[Records of document pages and text]
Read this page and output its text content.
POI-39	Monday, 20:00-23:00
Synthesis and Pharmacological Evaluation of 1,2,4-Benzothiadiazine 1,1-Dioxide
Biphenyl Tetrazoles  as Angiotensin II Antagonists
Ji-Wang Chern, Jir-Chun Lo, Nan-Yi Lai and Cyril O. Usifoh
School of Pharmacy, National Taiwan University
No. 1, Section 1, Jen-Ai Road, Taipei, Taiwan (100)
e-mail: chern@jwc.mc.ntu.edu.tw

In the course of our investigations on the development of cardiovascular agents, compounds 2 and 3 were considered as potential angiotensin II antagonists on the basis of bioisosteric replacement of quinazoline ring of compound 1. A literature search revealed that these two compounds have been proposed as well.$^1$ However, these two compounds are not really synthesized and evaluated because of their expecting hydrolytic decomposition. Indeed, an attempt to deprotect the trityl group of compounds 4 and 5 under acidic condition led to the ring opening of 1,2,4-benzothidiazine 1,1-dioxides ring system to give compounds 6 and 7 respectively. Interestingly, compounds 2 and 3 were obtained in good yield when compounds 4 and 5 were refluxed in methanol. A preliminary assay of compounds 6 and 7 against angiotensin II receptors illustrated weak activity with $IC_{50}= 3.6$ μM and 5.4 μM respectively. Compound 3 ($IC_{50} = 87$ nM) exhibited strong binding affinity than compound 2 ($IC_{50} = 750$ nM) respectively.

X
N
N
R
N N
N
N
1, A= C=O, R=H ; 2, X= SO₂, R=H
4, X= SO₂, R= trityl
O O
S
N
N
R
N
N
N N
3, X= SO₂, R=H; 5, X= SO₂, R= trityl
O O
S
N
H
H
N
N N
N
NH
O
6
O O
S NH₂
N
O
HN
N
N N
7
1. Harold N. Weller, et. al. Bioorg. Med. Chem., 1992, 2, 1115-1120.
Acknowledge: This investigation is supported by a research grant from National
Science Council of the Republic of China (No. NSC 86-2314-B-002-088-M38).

TASK INSTRUCTIONS
Pull every line containing "Taiwan" out of the entries.

REPLY
School of Pharmacy, National Taiwan University
No. 1, Section 1, Jen-Ai Road, Taipei, Taiwan (100)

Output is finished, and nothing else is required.